Make an exact copy of the lines below.

» **TASK MATERIAL**
○ ○ ○ ○ ○ ○ ○
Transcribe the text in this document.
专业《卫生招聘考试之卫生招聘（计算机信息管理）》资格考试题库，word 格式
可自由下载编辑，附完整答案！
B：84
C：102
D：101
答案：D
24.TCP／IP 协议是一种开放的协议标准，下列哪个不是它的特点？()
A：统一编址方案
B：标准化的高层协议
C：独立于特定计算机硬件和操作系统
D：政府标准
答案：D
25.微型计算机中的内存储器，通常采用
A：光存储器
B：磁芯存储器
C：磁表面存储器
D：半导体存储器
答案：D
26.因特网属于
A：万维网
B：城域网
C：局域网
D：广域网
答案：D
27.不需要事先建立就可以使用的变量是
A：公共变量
○ ○ ○ ○ ○ ○ ○
» **RESULT**
Transcribe the text in this document.
专业《卫生招聘考试之卫生招聘（计算机信息管理）》资格考试题库，word 格式
可自由下载编辑，附完整答案！
B：84
C：102
D：101
答案：D
24.TCP／IP 协议是一种开放的协议标准，下列哪个不是它的特点？()
A：统一编址方案
B：标准化的高层协议
C：独立于特定计算机硬件和操作系统
D：政府标准
答案：D
25.微型计算机中的内存储器，通常采用
A：光存储器
B：磁芯存储器
C：磁表面存储器
D：半导体存储器
答案：D
26.因特网属于
A：万维网
B：城域网
C：局域网
D：广域网
答案：D
27.不需要事先建立就可以使用的变量是
A：公共变量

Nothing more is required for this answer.